***** Lignes fournies *****

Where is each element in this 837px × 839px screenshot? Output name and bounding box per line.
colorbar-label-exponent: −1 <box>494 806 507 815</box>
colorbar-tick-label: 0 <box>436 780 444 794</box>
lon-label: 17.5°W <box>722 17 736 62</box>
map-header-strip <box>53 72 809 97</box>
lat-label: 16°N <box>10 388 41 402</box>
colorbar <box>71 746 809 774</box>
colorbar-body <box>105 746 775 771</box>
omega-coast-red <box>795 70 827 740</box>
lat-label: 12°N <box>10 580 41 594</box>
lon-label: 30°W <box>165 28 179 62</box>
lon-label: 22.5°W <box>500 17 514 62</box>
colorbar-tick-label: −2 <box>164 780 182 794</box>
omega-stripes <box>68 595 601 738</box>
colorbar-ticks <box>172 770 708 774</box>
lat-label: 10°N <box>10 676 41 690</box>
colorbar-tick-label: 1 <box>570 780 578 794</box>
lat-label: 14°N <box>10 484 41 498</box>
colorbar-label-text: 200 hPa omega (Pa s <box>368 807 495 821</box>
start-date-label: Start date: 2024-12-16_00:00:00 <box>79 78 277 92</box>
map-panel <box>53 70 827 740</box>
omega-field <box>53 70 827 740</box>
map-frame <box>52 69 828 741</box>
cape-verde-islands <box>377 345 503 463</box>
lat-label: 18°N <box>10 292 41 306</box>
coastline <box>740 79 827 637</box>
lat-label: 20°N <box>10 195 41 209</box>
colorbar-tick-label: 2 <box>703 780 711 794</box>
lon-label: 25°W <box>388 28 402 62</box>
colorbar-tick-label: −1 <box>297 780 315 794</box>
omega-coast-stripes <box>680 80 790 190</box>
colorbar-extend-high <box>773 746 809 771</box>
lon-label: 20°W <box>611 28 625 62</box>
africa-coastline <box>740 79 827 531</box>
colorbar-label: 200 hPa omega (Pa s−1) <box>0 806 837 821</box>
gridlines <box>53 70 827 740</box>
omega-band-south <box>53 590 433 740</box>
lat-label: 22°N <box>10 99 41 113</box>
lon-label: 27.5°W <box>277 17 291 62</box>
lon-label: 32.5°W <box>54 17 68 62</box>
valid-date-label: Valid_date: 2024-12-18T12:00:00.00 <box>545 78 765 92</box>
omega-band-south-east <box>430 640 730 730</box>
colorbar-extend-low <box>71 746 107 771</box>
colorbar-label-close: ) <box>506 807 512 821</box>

*****

## Énoncé de l'exercice
Recopiez à l'identique l'ensemble des lignes ci-dessus, sans en omettre ni en modifier aucune.

## Corrigé de l'exercice
Where is each element in this 837px × 839px screenshot? Output name and bounding box per line.
colorbar-label-exponent: −1 <box>494 806 507 815</box>
colorbar-tick-label: 0 <box>436 780 444 794</box>
lon-label: 17.5°W <box>722 17 736 62</box>
map-header-strip <box>53 72 809 97</box>
lat-label: 16°N <box>10 388 41 402</box>
colorbar <box>71 746 809 774</box>
colorbar-body <box>105 746 775 771</box>
omega-coast-red <box>795 70 827 740</box>
lat-label: 12°N <box>10 580 41 594</box>
lon-label: 30°W <box>165 28 179 62</box>
lon-label: 22.5°W <box>500 17 514 62</box>
colorbar-tick-label: −2 <box>164 780 182 794</box>
omega-stripes <box>68 595 601 738</box>
colorbar-ticks <box>172 770 708 774</box>
lat-label: 10°N <box>10 676 41 690</box>
colorbar-tick-label: 1 <box>570 780 578 794</box>
lat-label: 14°N <box>10 484 41 498</box>
colorbar-label-text: 200 hPa omega (Pa s <box>368 807 495 821</box>
start-date-label: Start date: 2024-12-16_00:00:00 <box>79 78 277 92</box>
map-panel <box>53 70 827 740</box>
omega-field <box>53 70 827 740</box>
map-frame <box>52 69 828 741</box>
cape-verde-islands <box>377 345 503 463</box>
lat-label: 18°N <box>10 292 41 306</box>
coastline <box>740 79 827 637</box>
lat-label: 20°N <box>10 195 41 209</box>
colorbar-tick-label: 2 <box>703 780 711 794</box>
lon-label: 25°W <box>388 28 402 62</box>
colorbar-tick-label: −1 <box>297 780 315 794</box>
omega-coast-stripes <box>680 80 790 190</box>
colorbar-extend-high <box>773 746 809 771</box>
lon-label: 20°W <box>611 28 625 62</box>
africa-coastline <box>740 79 827 531</box>
colorbar-label: 200 hPa omega (Pa s−1) <box>0 806 837 821</box>
gridlines <box>53 70 827 740</box>
omega-band-south <box>53 590 433 740</box>
lat-label: 22°N <box>10 99 41 113</box>
lon-label: 27.5°W <box>277 17 291 62</box>
lon-label: 32.5°W <box>54 17 68 62</box>
valid-date-label: Valid_date: 2024-12-18T12:00:00.00 <box>545 78 765 92</box>
omega-band-south-east <box>430 640 730 730</box>
colorbar-extend-low <box>71 746 107 771</box>
colorbar-label-close: ) <box>506 807 512 821</box>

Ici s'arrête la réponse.